◆ Stated exercise: Echo the lines below word for word, leaving out the pictures.

::: Data excerpts :::

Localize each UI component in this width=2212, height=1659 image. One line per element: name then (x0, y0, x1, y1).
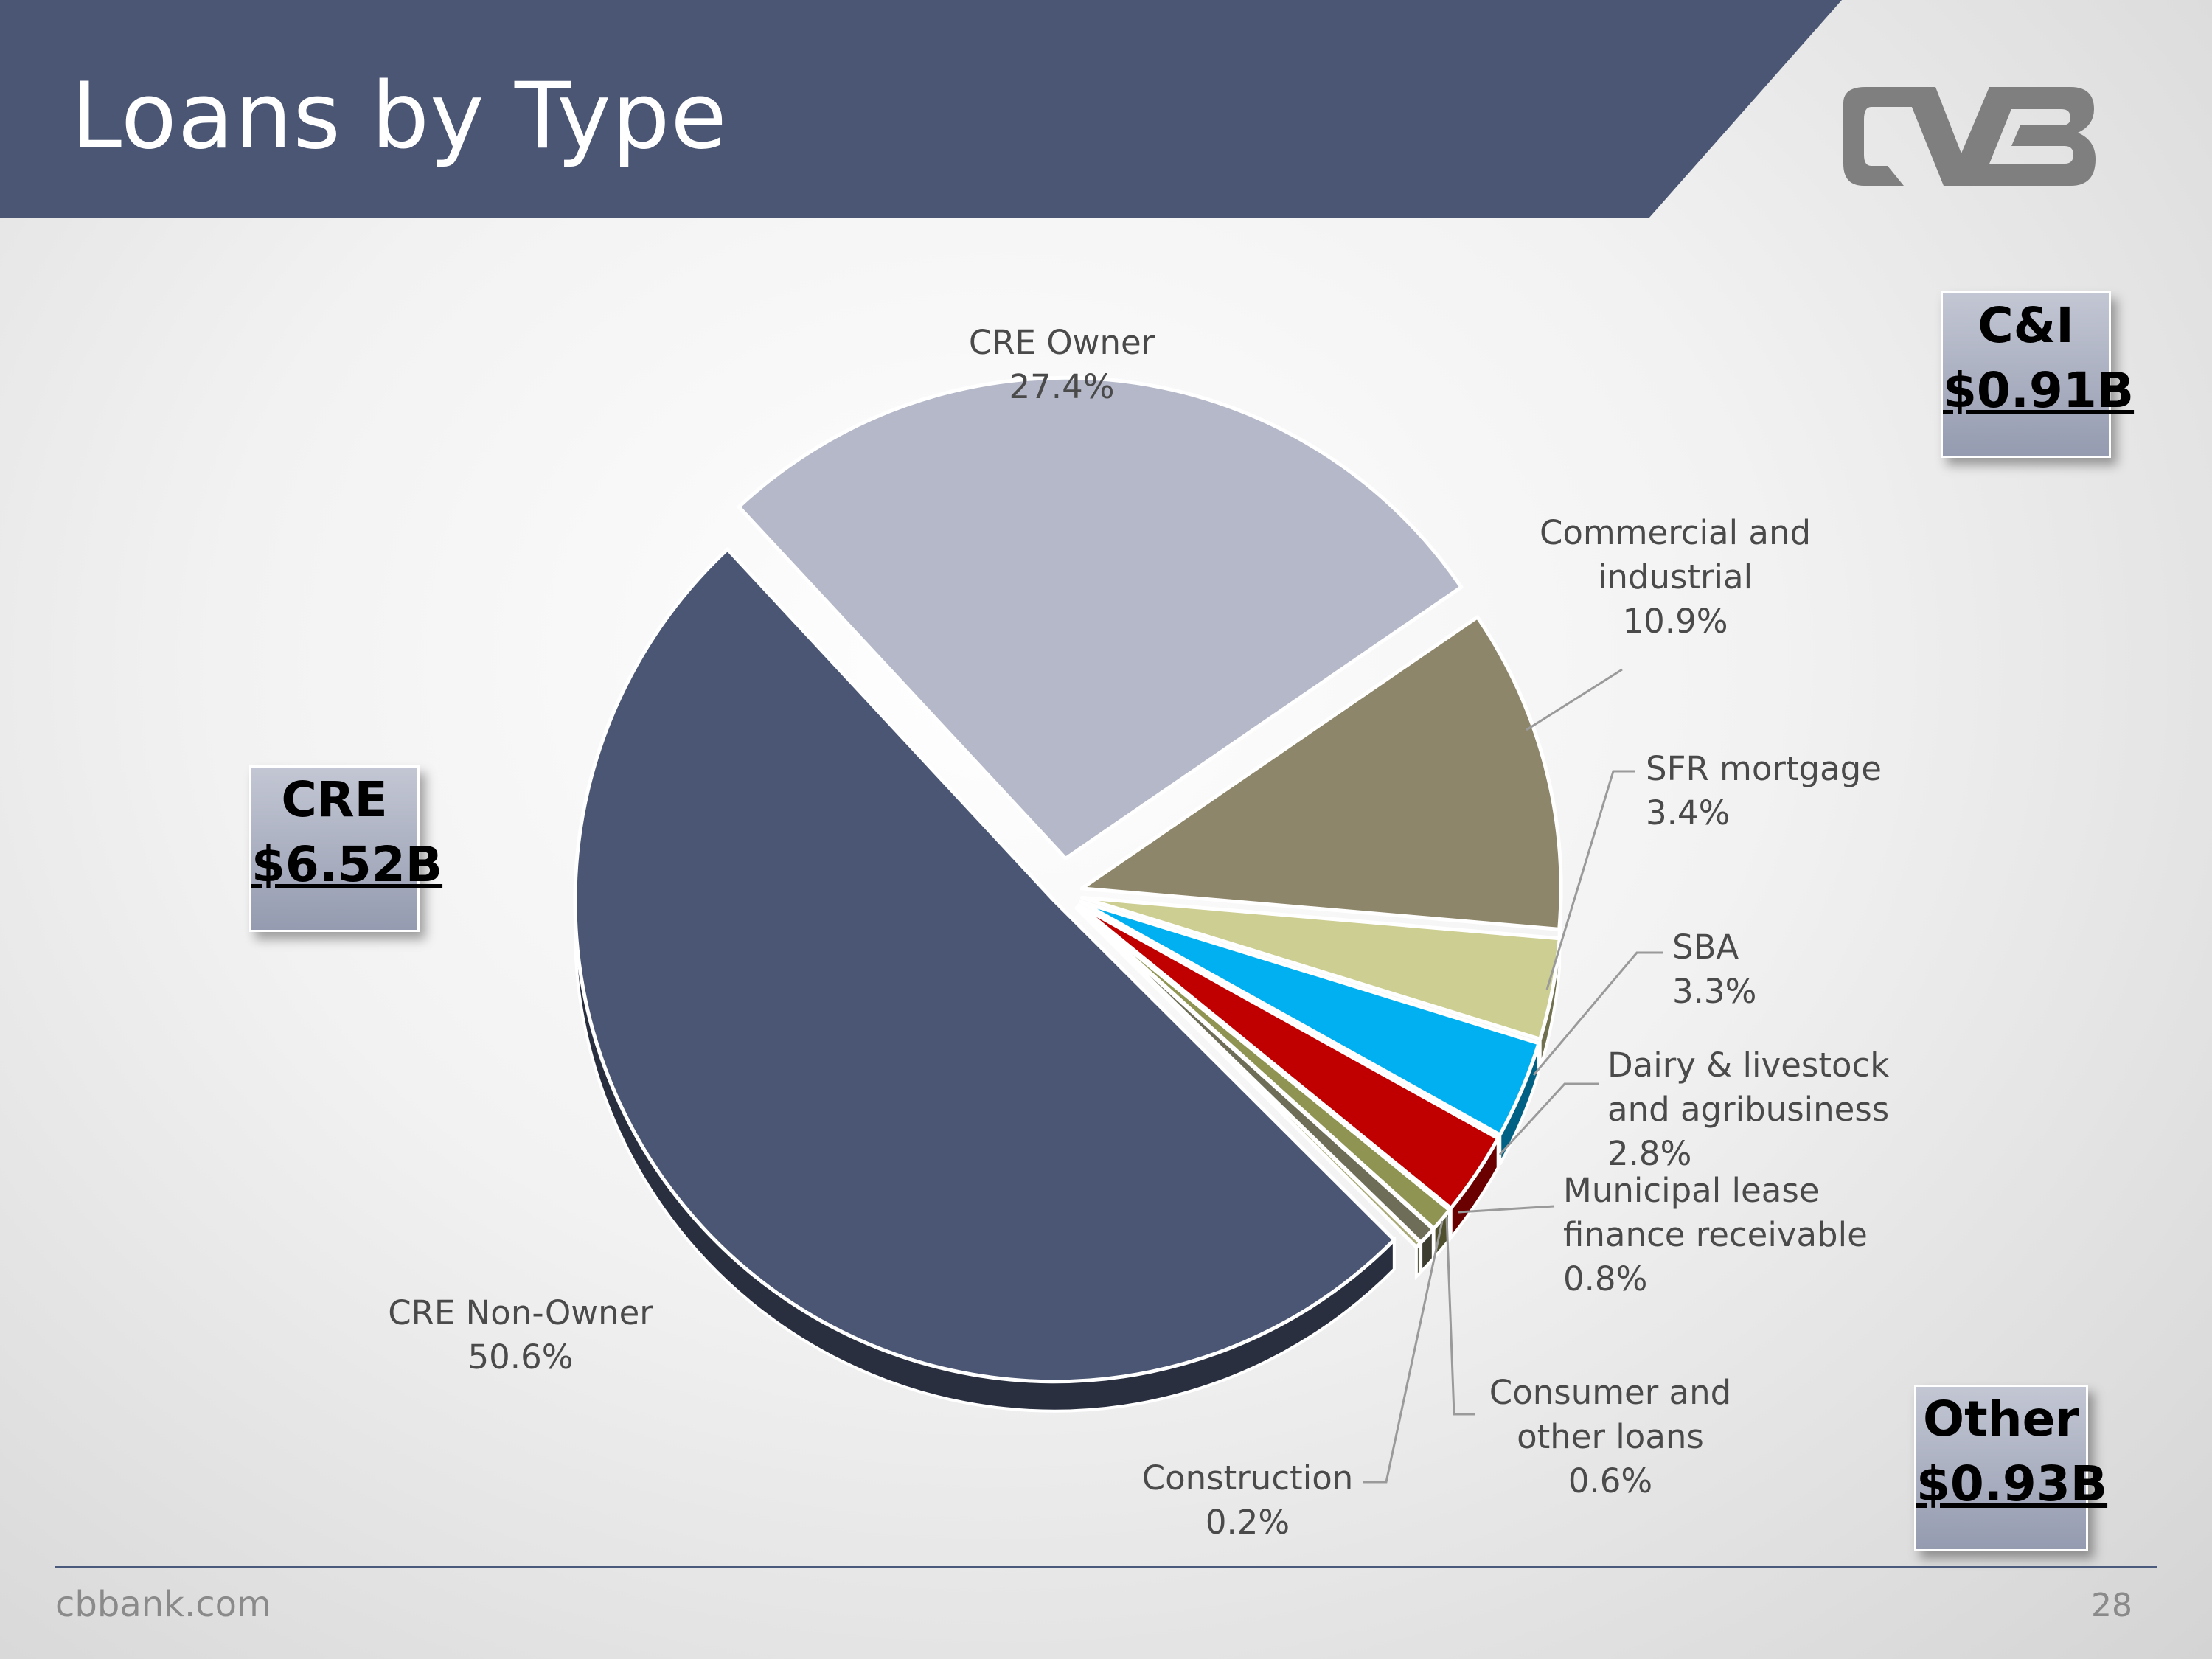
leader-line-municipal-lease-finance-receivable (1458, 1205, 1555, 1214)
other-total-box: Other $0.93B (1914, 1385, 2108, 1551)
slice-label-consumer-and-other-loans: Consumer and other loans 0.6% (1489, 1373, 1731, 1500)
leader-line-sfr-mortgage (1545, 770, 1635, 990)
footer-url: cbbank.com (55, 1584, 271, 1625)
pie-slice-sba (1079, 900, 1541, 1137)
ci-total-label: C&I (1978, 297, 2074, 354)
leader-line-dairy-livestock-and-agribusiness (1498, 1082, 1599, 1156)
slice-label-cre-owner: CRE Owner 27.4% (969, 323, 1155, 406)
cre-total-value: $6.52B (251, 836, 443, 893)
pie-labels: CRE Owner 27.4% Commercial and industrial 10… (388, 323, 1889, 1542)
page-number: 28 (2091, 1587, 2132, 1624)
slice-label-sba: SBA 3.3% (1672, 928, 1756, 1011)
slice-label-municipal-lease-finance-receivable: Municipal lease finance receivable 0.8% (1563, 1171, 1868, 1298)
pie-leader-lines (1363, 668, 1663, 1484)
leader-line-sba (1532, 951, 1663, 1076)
slice-label-cre-non-owner: CRE Non-Owner 50.6% (388, 1293, 653, 1377)
title-banner (0, 0, 1842, 218)
slice-label-sfr-mortgage: SFR mortgage 3.4% (1646, 749, 1882, 832)
other-total-value: $0.93B (1916, 1455, 2108, 1512)
slice-label-construction: Construction 0.2% (1142, 1458, 1354, 1542)
leader-line-consumer-and-other-loans (1445, 1216, 1475, 1416)
cre-total-box: CRE $6.52B (249, 765, 443, 932)
other-total-label: Other (1923, 1391, 2079, 1447)
footer-divider (55, 1566, 2157, 1568)
pie-slice-commercial-and-industrial (1079, 615, 1563, 931)
pie-slice-cre-non-owner (573, 547, 1397, 1384)
pie-slice-construction (1074, 906, 1423, 1249)
pie-slice-dairy-livestock-and-agribusiness (1077, 903, 1500, 1211)
pie-slice-cre-owner (737, 375, 1464, 860)
leader-line-commercial-and-industrial (1526, 668, 1623, 731)
title-banner-shape (0, 0, 1842, 218)
cre-total-label: CRE (281, 771, 388, 828)
ci-total-box: C&I $0.91B (1941, 291, 2135, 458)
pie-slice-sfr-mortgage (1079, 895, 1562, 1041)
pie-slices-layer (573, 375, 1563, 1384)
leader-line-construction (1363, 1220, 1444, 1484)
cvb-logo (1843, 87, 2096, 186)
page-title: Loans by Type (71, 63, 728, 170)
slice-label-commercial-and-industrial: Commercial and industrial 10.9% (1540, 513, 1811, 641)
ci-total-value: $0.91B (1943, 362, 2135, 419)
slice-label-dairy-livestock-and-agribusiness: Dairy & livestock and agribusiness 2.8% (1607, 1046, 1889, 1173)
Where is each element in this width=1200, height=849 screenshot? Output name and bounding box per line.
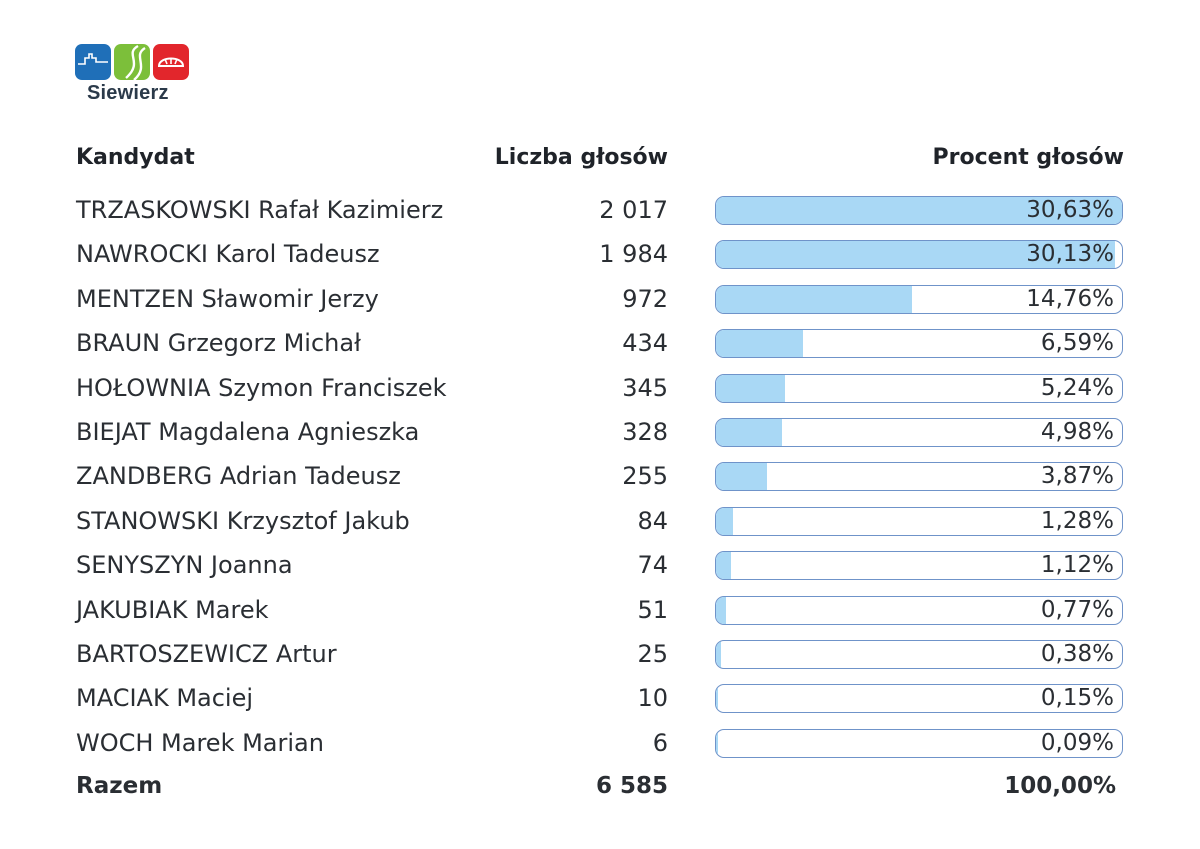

:::

◆ Written response:
Localize each UI component in this width=2212, height=1659 image. One line per element: name then (x0, y0, x1, y1).
leader-line-municipal-lease-finance-receivable (1458, 1205, 1555, 1214)
other-total-box: Other $0.93B (1914, 1385, 2108, 1551)
slice-label-consumer-and-other-loans: Consumer and other loans 0.6% (1489, 1373, 1731, 1500)
leader-line-sfr-mortgage (1545, 770, 1635, 990)
footer-url: cbbank.com (55, 1584, 271, 1625)
pie-slice-sba (1079, 900, 1541, 1137)
ci-total-label: C&I (1978, 297, 2074, 354)
leader-line-dairy-livestock-and-agribusiness (1498, 1082, 1599, 1156)
slice-label-cre-owner: CRE Owner 27.4% (969, 323, 1155, 406)
cre-total-value: $6.52B (251, 836, 443, 893)
pie-labels: CRE Owner 27.4% Commercial and industrial 10… (388, 323, 1889, 1542)
page-number: 28 (2091, 1587, 2132, 1624)
slice-label-sba: SBA 3.3% (1672, 928, 1756, 1011)
slice-label-municipal-lease-finance-receivable: Municipal lease finance receivable 0.8% (1563, 1171, 1868, 1298)
pie-leader-lines (1363, 668, 1663, 1484)
leader-line-sba (1532, 951, 1663, 1076)
slice-label-cre-non-owner: CRE Non-Owner 50.6% (388, 1293, 653, 1377)
title-banner (0, 0, 1842, 218)
slice-label-sfr-mortgage: SFR mortgage 3.4% (1646, 749, 1882, 832)
other-total-value: $0.93B (1916, 1455, 2108, 1512)
slice-label-construction: Construction 0.2% (1142, 1458, 1354, 1542)
leader-line-consumer-and-other-loans (1445, 1216, 1475, 1416)
cre-total-box: CRE $6.52B (249, 765, 443, 932)
other-total-label: Other (1923, 1391, 2079, 1447)
footer-divider (55, 1566, 2157, 1568)
pie-slice-commercial-and-industrial (1079, 615, 1563, 931)
pie-slice-cre-non-owner (573, 547, 1397, 1384)
pie-slice-construction (1074, 906, 1423, 1249)
pie-slice-dairy-livestock-and-agribusiness (1077, 903, 1500, 1211)
pie-slice-cre-owner (737, 375, 1464, 860)
leader-line-commercial-and-industrial (1526, 668, 1623, 731)
title-banner-shape (0, 0, 1842, 218)
cre-total-label: CRE (281, 771, 388, 828)
ci-total-box: C&I $0.91B (1941, 291, 2135, 458)
pie-slice-sfr-mortgage (1079, 895, 1562, 1041)
pie-slices-layer (573, 375, 1563, 1384)
leader-line-construction (1363, 1220, 1444, 1484)
cvb-logo (1843, 87, 2096, 186)
page-title: Loans by Type (71, 63, 728, 170)
slice-label-commercial-and-industrial: Commercial and industrial 10.9% (1540, 513, 1811, 641)
ci-total-value: $0.91B (1943, 362, 2135, 419)
slice-label-dairy-livestock-and-agribusiness: Dairy & livestock and agribusiness 2.8% (1607, 1046, 1889, 1173)
Where is each element in this width=1200, height=849 screenshot? Output name and bounding box per line.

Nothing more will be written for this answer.